> [Data extract]:
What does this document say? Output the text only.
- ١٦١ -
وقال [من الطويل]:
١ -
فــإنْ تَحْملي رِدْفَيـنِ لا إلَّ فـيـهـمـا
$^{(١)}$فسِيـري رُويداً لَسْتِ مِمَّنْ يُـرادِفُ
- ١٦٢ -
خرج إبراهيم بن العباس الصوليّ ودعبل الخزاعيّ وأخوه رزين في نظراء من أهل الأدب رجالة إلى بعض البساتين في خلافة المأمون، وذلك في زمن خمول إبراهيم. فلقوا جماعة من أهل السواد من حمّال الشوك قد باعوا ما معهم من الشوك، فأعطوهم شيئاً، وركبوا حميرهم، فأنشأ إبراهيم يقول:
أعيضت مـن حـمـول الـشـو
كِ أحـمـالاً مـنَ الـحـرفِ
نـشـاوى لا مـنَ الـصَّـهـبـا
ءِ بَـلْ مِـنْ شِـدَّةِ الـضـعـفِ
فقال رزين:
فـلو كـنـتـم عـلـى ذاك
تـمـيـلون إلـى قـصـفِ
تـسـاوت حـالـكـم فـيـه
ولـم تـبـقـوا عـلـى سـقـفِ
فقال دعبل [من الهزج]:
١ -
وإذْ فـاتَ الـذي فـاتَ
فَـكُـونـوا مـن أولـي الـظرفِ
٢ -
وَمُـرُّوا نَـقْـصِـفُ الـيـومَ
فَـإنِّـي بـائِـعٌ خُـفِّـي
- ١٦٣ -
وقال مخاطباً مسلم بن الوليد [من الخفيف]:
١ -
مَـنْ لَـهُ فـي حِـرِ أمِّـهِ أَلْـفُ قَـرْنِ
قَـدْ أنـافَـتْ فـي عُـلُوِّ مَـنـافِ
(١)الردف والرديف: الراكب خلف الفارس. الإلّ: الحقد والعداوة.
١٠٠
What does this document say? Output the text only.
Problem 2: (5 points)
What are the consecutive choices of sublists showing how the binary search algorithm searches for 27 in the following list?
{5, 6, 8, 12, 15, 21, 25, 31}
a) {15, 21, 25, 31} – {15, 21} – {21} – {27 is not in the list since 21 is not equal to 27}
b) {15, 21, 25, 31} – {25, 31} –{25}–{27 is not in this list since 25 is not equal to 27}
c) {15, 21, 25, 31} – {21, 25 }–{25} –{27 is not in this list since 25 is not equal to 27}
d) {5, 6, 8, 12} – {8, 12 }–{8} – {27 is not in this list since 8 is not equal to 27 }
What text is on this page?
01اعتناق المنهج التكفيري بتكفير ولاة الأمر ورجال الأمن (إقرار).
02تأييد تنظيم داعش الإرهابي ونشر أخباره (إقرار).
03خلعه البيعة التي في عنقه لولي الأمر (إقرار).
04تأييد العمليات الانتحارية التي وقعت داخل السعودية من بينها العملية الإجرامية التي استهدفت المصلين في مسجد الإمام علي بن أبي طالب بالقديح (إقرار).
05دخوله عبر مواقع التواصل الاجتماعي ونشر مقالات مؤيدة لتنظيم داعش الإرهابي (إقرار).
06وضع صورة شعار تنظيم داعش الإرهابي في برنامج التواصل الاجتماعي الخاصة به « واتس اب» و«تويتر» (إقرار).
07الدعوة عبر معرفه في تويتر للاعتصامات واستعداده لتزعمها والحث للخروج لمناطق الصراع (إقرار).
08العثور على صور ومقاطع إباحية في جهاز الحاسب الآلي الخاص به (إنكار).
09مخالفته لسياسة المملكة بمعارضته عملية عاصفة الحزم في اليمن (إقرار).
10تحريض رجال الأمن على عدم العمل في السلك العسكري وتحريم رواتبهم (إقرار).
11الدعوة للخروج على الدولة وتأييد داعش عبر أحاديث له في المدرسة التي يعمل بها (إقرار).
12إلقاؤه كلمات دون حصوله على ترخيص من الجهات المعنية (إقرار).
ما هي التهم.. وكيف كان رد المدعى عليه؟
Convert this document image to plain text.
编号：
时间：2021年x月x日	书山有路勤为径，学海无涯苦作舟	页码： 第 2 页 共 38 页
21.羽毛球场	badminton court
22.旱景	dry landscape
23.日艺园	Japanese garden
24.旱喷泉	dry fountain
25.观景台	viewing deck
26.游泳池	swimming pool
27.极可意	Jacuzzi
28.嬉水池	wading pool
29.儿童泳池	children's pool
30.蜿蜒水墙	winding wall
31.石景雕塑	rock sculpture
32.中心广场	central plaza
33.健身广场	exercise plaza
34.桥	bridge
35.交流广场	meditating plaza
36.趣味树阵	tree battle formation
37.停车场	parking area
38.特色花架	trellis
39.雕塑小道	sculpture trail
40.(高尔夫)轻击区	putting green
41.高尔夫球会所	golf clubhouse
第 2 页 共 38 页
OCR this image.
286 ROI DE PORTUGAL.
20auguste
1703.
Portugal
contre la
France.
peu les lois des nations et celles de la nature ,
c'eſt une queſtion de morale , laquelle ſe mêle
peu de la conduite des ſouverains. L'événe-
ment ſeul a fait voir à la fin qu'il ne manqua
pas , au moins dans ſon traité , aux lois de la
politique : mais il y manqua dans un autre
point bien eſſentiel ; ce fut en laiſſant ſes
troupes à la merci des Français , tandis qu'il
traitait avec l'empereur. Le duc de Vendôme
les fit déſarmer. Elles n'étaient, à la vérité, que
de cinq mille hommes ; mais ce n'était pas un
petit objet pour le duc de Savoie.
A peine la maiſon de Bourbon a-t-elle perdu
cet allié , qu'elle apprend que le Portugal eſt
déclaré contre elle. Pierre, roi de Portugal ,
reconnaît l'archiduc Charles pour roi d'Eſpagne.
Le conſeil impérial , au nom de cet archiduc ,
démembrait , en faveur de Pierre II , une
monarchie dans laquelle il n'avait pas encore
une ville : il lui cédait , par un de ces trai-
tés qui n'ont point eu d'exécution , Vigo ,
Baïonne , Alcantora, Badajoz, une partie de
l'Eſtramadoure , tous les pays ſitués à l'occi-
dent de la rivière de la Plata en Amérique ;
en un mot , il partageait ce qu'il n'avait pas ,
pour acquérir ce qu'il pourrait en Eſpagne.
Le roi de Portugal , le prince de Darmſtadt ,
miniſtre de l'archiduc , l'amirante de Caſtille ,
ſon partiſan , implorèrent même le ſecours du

> [The problem]: Copy out the whole listing exactly as written.

> [Written response]:
What does this document say? Output the text only.
- ١٦١ -
وقال [من الطويل]:
١ -
فــإنْ تَحْملي رِدْفَيـنِ لا إلَّ فـيـهـمـا
$^{(١)}$فسِيـري رُويداً لَسْتِ مِمَّنْ يُـرادِفُ
- ١٦٢ -
خرج إبراهيم بن العباس الصوليّ ودعبل الخزاعيّ وأخوه رزين في نظراء من أهل الأدب رجالة إلى بعض البساتين في خلافة المأمون، وذلك في زمن خمول إبراهيم. فلقوا جماعة من أهل السواد من حمّال الشوك قد باعوا ما معهم من الشوك، فأعطوهم شيئاً، وركبوا حميرهم، فأنشأ إبراهيم يقول:
أعيضت مـن حـمـول الـشـو
كِ أحـمـالاً مـنَ الـحـرفِ
نـشـاوى لا مـنَ الـصَّـهـبـا
ءِ بَـلْ مِـنْ شِـدَّةِ الـضـعـفِ
فقال رزين:
فـلو كـنـتـم عـلـى ذاك
تـمـيـلون إلـى قـصـفِ
تـسـاوت حـالـكـم فـيـه
ولـم تـبـقـوا عـلـى سـقـفِ
فقال دعبل [من الهزج]:
١ -
وإذْ فـاتَ الـذي فـاتَ
فَـكُـونـوا مـن أولـي الـظرفِ
٢ -
وَمُـرُّوا نَـقْـصِـفُ الـيـومَ
فَـإنِّـي بـائِـعٌ خُـفِّـي
- ١٦٣ -
وقال مخاطباً مسلم بن الوليد [من الخفيف]:
١ -
مَـنْ لَـهُ فـي حِـرِ أمِّـهِ أَلْـفُ قَـرْنِ
قَـدْ أنـافَـتْ فـي عُـلُوِّ مَـنـافِ
(١)الردف والرديف: الراكب خلف الفارس. الإلّ: الحقد والعداوة.
١٠٠
What does this document say? Output the text only.
Problem 2: (5 points)
What are the consecutive choices of sublists showing how the binary search algorithm searches for 27 in the following list?
{5, 6, 8, 12, 15, 21, 25, 31}
a) {15, 21, 25, 31} – {15, 21} – {21} – {27 is not in the list since 21 is not equal to 27}
b) {15, 21, 25, 31} – {25, 31} –{25}–{27 is not in this list since 25 is not equal to 27}
c) {15, 21, 25, 31} – {21, 25 }–{25} –{27 is not in this list since 25 is not equal to 27}
d) {5, 6, 8, 12} – {8, 12 }–{8} – {27 is not in this list since 8 is not equal to 27 }
What text is on this page?
01اعتناق المنهج التكفيري بتكفير ولاة الأمر ورجال الأمن (إقرار).
02تأييد تنظيم داعش الإرهابي ونشر أخباره (إقرار).
03خلعه البيعة التي في عنقه لولي الأمر (إقرار).
04تأييد العمليات الانتحارية التي وقعت داخل السعودية من بينها العملية الإجرامية التي استهدفت المصلين في مسجد الإمام علي بن أبي طالب بالقديح (إقرار).
05دخوله عبر مواقع التواصل الاجتماعي ونشر مقالات مؤيدة لتنظيم داعش الإرهابي (إقرار).
06وضع صورة شعار تنظيم داعش الإرهابي في برنامج التواصل الاجتماعي الخاصة به « واتس اب» و«تويتر» (إقرار).
07الدعوة عبر معرفه في تويتر للاعتصامات واستعداده لتزعمها والحث للخروج لمناطق الصراع (إقرار).
08العثور على صور ومقاطع إباحية في جهاز الحاسب الآلي الخاص به (إنكار).
09مخالفته لسياسة المملكة بمعارضته عملية عاصفة الحزم في اليمن (إقرار).
10تحريض رجال الأمن على عدم العمل في السلك العسكري وتحريم رواتبهم (إقرار).
11الدعوة للخروج على الدولة وتأييد داعش عبر أحاديث له في المدرسة التي يعمل بها (إقرار).
12إلقاؤه كلمات دون حصوله على ترخيص من الجهات المعنية (إقرار).
ما هي التهم.. وكيف كان رد المدعى عليه؟
Convert this document image to plain text.
编号：
时间：2021年x月x日	书山有路勤为径，学海无涯苦作舟	页码： 第 2 页 共 38 页
21.羽毛球场	badminton court
22.旱景	dry landscape
23.日艺园	Japanese garden
24.旱喷泉	dry fountain
25.观景台	viewing deck
26.游泳池	swimming pool
27.极可意	Jacuzzi
28.嬉水池	wading pool
29.儿童泳池	children's pool
30.蜿蜒水墙	winding wall
31.石景雕塑	rock sculpture
32.中心广场	central plaza
33.健身广场	exercise plaza
34.桥	bridge
35.交流广场	meditating plaza
36.趣味树阵	tree battle formation
37.停车场	parking area
38.特色花架	trellis
39.雕塑小道	sculpture trail
40.(高尔夫)轻击区	putting green
41.高尔夫球会所	golf clubhouse
第 2 页 共 38 页
OCR this image.
286 ROI DE PORTUGAL.
20auguste
1703.
Portugal
contre la
France.
peu les lois des nations et celles de la nature ,
c'eſt une queſtion de morale , laquelle ſe mêle
peu de la conduite des ſouverains. L'événe-
ment ſeul a fait voir à la fin qu'il ne manqua
pas , au moins dans ſon traité , aux lois de la
politique : mais il y manqua dans un autre
point bien eſſentiel ; ce fut en laiſſant ſes
troupes à la merci des Français , tandis qu'il
traitait avec l'empereur. Le duc de Vendôme
les fit déſarmer. Elles n'étaient, à la vérité, que
de cinq mille hommes ; mais ce n'était pas un
petit objet pour le duc de Savoie.
A peine la maiſon de Bourbon a-t-elle perdu
cet allié , qu'elle apprend que le Portugal eſt
déclaré contre elle. Pierre, roi de Portugal ,
reconnaît l'archiduc Charles pour roi d'Eſpagne.
Le conſeil impérial , au nom de cet archiduc ,
démembrait , en faveur de Pierre II , une
monarchie dans laquelle il n'avait pas encore
une ville : il lui cédait , par un de ces trai-
tés qui n'ont point eu d'exécution , Vigo ,
Baïonne , Alcantora, Badajoz, une partie de
l'Eſtramadoure , tous les pays ſitués à l'occi-
dent de la rivière de la Plata en Amérique ;
en un mot , il partageait ce qu'il n'avait pas ,
pour acquérir ce qu'il pourrait en Eſpagne.
Le roi de Portugal , le prince de Darmſtadt ,
miniſtre de l'archiduc , l'amirante de Caſtille ,
ſon partiſan , implorèrent même le ſecours du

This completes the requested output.